— start of Material supplied —

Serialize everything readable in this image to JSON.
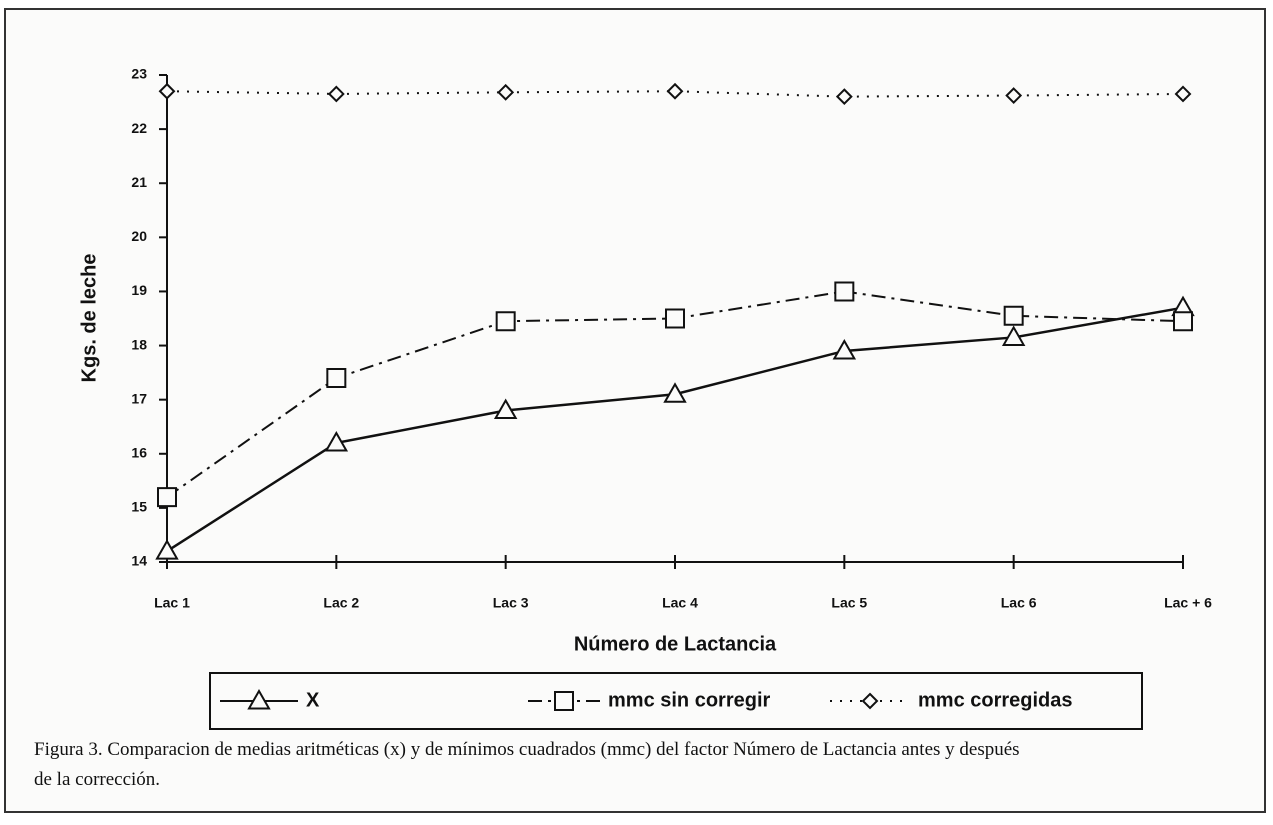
{
  "chart_data": {
    "type": "line",
    "y_label": "Kgs. de leche",
    "x_label": "Número de Lactancia",
    "categories": [
      "Lac 1",
      "Lac 2",
      "Lac 3",
      "Lac 4",
      "Lac 5",
      "Lac 6",
      "Lac + 6"
    ],
    "series": [
      {
        "name": "X",
        "color": "#111111",
        "marker": "triangle",
        "dash": "solid",
        "values": [
          14.2,
          16.2,
          16.8,
          17.1,
          17.9,
          18.15,
          18.7
        ]
      },
      {
        "name": "mmc sin corregir",
        "color": "#111111",
        "marker": "square",
        "dash": "dashdot",
        "values": [
          15.2,
          17.4,
          18.45,
          18.5,
          19.0,
          18.55,
          18.45
        ]
      },
      {
        "name": "mmc corregidas",
        "color": "#111111",
        "marker": "diamond",
        "dash": "dotted",
        "values": [
          22.7,
          22.65,
          22.68,
          22.7,
          22.6,
          22.62,
          22.65
        ]
      }
    ],
    "ylim": [
      14,
      23
    ],
    "yticks": [
      14,
      15,
      16,
      17,
      18,
      19,
      20,
      21,
      22,
      23
    ],
    "caption": "Figura 3.  Comparacion de medias aritméticas (x) y de mínimos cuadrados (mmc) del factor Número de Lactancia antes y después de la corrección."
  }
}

— end of Material supplied —

#### [Requirements]
Without including any pictures, print all of the material exactly as given.

#### [Answer in full]
Serialize everything readable in this image to JSON.
{
  "chart_data": {
    "type": "line",
    "y_label": "Kgs. de leche",
    "x_label": "Número de Lactancia",
    "categories": [
      "Lac 1",
      "Lac 2",
      "Lac 3",
      "Lac 4",
      "Lac 5",
      "Lac 6",
      "Lac + 6"
    ],
    "series": [
      {
        "name": "X",
        "color": "#111111",
        "marker": "triangle",
        "dash": "solid",
        "values": [
          14.2,
          16.2,
          16.8,
          17.1,
          17.9,
          18.15,
          18.7
        ]
      },
      {
        "name": "mmc sin corregir",
        "color": "#111111",
        "marker": "square",
        "dash": "dashdot",
        "values": [
          15.2,
          17.4,
          18.45,
          18.5,
          19.0,
          18.55,
          18.45
        ]
      },
      {
        "name": "mmc corregidas",
        "color": "#111111",
        "marker": "diamond",
        "dash": "dotted",
        "values": [
          22.7,
          22.65,
          22.68,
          22.7,
          22.6,
          22.62,
          22.65
        ]
      }
    ],
    "ylim": [
      14,
      23
    ],
    "yticks": [
      14,
      15,
      16,
      17,
      18,
      19,
      20,
      21,
      22,
      23
    ],
    "caption": "Figura 3.  Comparacion de medias aritméticas (x) y de mínimos cuadrados (mmc) del factor Número de Lactancia antes y después de la corrección."
  }
}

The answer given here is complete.